Some records:
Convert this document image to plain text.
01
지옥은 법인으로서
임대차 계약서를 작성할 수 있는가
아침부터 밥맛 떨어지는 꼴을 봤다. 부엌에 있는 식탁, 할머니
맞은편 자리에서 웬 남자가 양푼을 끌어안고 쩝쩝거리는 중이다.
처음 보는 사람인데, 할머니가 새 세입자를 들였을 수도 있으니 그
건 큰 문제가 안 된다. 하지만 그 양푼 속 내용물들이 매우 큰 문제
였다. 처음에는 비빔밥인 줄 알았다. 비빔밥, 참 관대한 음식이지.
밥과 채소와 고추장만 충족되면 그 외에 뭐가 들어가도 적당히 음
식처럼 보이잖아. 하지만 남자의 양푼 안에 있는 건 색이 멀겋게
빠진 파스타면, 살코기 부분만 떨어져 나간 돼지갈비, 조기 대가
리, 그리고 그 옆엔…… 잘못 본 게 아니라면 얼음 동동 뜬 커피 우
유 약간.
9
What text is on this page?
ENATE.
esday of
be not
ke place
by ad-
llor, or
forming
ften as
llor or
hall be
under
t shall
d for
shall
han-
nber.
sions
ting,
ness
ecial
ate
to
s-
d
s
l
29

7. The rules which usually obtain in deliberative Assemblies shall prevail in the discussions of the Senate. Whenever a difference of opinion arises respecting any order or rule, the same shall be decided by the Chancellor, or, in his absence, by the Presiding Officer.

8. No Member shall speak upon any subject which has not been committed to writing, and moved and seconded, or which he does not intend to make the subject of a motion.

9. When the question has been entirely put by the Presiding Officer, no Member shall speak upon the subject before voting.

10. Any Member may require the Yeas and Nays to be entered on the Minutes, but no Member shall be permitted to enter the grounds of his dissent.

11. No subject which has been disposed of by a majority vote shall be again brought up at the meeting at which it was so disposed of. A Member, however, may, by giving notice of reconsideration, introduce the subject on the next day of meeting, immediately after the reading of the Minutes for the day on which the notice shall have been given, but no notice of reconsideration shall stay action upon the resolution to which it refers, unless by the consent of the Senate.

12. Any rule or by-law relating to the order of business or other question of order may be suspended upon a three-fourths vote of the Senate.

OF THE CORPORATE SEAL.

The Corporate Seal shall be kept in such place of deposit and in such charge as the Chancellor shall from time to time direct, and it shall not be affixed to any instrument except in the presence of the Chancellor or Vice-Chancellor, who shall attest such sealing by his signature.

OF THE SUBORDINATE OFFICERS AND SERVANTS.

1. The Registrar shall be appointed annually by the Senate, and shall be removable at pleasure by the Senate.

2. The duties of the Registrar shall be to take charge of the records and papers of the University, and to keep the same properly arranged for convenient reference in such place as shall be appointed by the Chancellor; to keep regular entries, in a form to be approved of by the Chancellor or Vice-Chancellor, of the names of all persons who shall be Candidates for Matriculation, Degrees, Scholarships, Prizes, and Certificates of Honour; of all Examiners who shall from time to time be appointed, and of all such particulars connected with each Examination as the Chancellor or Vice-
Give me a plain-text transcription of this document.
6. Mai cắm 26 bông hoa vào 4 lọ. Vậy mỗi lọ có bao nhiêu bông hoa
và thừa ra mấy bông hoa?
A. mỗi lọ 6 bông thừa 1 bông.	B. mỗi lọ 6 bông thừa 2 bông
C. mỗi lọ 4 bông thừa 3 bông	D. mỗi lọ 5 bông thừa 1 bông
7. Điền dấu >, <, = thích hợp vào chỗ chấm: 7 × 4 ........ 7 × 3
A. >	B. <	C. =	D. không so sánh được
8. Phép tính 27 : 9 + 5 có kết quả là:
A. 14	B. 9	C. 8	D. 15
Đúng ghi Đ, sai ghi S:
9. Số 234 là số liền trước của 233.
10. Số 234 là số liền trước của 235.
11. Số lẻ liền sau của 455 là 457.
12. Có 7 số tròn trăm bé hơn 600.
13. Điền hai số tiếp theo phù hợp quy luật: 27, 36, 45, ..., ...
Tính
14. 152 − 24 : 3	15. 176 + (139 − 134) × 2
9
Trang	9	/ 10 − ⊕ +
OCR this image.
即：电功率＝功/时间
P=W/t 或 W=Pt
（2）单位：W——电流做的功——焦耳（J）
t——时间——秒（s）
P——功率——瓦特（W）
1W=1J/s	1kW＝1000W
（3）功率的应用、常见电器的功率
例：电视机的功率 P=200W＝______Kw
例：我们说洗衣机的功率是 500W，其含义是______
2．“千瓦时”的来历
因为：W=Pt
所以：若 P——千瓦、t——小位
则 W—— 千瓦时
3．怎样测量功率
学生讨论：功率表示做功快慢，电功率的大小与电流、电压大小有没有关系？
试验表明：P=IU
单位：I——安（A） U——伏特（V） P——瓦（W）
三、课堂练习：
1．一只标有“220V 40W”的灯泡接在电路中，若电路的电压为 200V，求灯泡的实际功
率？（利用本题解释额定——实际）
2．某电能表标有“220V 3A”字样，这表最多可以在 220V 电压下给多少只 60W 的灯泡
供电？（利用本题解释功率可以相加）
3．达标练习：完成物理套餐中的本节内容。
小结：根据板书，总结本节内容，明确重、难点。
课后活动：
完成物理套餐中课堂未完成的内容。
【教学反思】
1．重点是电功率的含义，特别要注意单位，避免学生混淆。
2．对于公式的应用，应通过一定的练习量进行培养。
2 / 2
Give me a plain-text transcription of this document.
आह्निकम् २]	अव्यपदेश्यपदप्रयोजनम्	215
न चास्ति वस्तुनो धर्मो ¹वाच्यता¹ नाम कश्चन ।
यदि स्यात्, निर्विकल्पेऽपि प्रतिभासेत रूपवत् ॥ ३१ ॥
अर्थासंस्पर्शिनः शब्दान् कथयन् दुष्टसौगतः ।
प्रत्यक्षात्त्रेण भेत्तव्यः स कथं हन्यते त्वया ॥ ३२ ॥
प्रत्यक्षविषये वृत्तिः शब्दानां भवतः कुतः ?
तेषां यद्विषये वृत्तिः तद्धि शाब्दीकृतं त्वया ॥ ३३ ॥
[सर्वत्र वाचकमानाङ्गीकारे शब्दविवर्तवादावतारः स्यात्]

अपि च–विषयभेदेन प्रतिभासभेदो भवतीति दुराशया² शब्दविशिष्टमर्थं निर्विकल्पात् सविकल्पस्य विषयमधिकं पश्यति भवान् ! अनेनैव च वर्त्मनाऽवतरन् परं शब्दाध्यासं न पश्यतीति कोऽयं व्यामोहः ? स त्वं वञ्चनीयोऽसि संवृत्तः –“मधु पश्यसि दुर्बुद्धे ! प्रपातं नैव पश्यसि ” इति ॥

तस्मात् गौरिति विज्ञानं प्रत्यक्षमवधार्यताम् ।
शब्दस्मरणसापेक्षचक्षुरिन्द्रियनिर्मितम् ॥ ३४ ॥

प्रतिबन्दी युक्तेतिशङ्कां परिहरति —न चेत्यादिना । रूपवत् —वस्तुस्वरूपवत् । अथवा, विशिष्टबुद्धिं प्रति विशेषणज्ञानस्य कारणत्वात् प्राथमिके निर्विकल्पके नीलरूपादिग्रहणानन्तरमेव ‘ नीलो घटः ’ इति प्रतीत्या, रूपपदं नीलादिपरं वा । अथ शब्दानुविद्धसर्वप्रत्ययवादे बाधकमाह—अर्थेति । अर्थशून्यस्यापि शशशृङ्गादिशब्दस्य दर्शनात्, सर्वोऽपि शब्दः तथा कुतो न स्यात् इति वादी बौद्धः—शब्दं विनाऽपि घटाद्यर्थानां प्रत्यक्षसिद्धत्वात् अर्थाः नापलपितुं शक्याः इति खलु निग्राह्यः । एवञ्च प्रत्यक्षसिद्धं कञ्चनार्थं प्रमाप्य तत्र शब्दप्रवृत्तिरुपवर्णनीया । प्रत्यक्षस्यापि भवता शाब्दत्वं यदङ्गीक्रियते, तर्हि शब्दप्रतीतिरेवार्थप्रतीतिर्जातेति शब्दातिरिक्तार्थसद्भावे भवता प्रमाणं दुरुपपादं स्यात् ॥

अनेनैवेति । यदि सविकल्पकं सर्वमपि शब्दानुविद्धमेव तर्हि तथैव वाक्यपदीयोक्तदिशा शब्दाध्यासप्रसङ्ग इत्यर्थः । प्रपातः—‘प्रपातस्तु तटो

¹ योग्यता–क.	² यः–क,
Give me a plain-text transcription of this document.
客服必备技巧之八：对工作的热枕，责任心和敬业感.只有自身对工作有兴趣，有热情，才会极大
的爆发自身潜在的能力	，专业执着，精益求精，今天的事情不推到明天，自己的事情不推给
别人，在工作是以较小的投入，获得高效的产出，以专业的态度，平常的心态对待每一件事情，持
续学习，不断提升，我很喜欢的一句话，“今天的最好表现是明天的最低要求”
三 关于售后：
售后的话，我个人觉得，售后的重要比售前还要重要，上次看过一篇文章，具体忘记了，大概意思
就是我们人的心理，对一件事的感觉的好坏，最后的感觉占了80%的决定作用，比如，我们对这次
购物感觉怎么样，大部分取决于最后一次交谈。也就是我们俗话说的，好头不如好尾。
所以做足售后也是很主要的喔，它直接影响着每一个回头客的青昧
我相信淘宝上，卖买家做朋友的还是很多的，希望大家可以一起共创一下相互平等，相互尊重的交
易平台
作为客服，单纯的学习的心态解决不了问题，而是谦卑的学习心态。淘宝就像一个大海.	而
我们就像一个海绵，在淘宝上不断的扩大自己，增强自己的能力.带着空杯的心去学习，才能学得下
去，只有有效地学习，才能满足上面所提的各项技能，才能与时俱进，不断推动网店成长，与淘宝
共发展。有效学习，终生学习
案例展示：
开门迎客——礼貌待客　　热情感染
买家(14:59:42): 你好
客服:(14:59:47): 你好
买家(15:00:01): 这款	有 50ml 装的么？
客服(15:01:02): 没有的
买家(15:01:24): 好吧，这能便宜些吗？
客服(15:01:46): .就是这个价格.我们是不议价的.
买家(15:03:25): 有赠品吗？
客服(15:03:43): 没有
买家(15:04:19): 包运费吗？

**What you need to do:** Copy all the lines above that hold the string "question".

**Response:**
9. When the question has been entirely put by the Presiding Officer, no Member shall speak upon the subject before voting.
12. Any rule or by-law relating to the order of business or other question of order may be suspended upon a three-fourths vote of the Senate.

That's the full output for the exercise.